* Begin *
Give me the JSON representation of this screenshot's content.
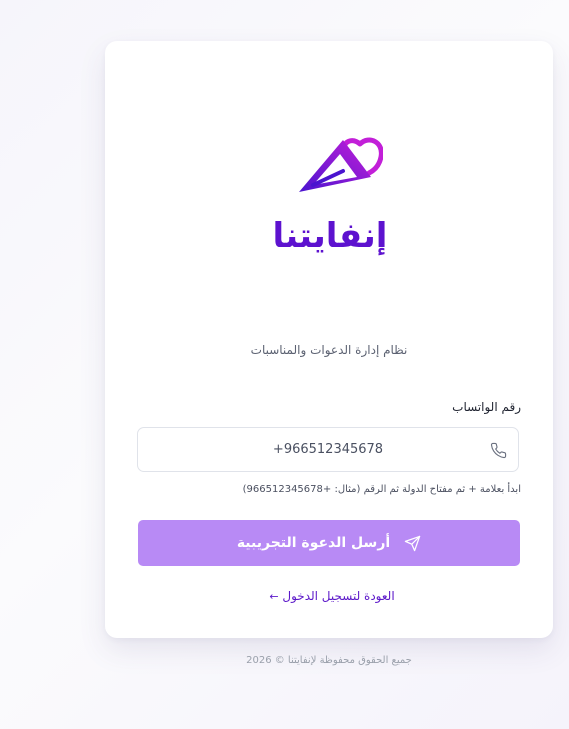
{
  "brand": {
    "logo_icon": "paper-plane-heart-icon",
    "name": "إنفايتنا",
    "primary_color": "#5d12cf",
    "accent_color": "#c026d3"
  },
  "subtitle": "نظام إدارة الدعوات والمناسبات",
  "phone": {
    "label": "رقم الواتساب",
    "value": "+966512345678",
    "icon": "phone-icon",
    "hint": "ابدأ بعلامة + ثم مفتاح الدولة ثم الرقم (مثال: +966512345678)"
  },
  "submit": {
    "label": "أرسل الدعوة التجريبية",
    "icon": "send-icon",
    "color": "#b88af5"
  },
  "back_link": {
    "label": "العودة لتسجيل الدخول",
    "icon": "arrow-left-icon",
    "arrow": "←"
  },
  "footer": "جميع الحقوق محفوظة لإنفايتنا © 2026"
}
* End *
Aim - Repeat all the records above exactly, leaving out any pictures.

Solution for this task -
Give me the JSON representation of this screenshot's content.
{
  "brand": {
    "logo_icon": "paper-plane-heart-icon",
    "name": "إنفايتنا",
    "primary_color": "#5d12cf",
    "accent_color": "#c026d3"
  },
  "subtitle": "نظام إدارة الدعوات والمناسبات",
  "phone": {
    "label": "رقم الواتساب",
    "value": "+966512345678",
    "icon": "phone-icon",
    "hint": "ابدأ بعلامة + ثم مفتاح الدولة ثم الرقم (مثال: +966512345678)"
  },
  "submit": {
    "label": "أرسل الدعوة التجريبية",
    "icon": "send-icon",
    "color": "#b88af5"
  },
  "back_link": {
    "label": "العودة لتسجيل الدخول",
    "icon": "arrow-left-icon",
    "arrow": "←"
  },
  "footer": "جميع الحقوق محفوظة لإنفايتنا © 2026"
}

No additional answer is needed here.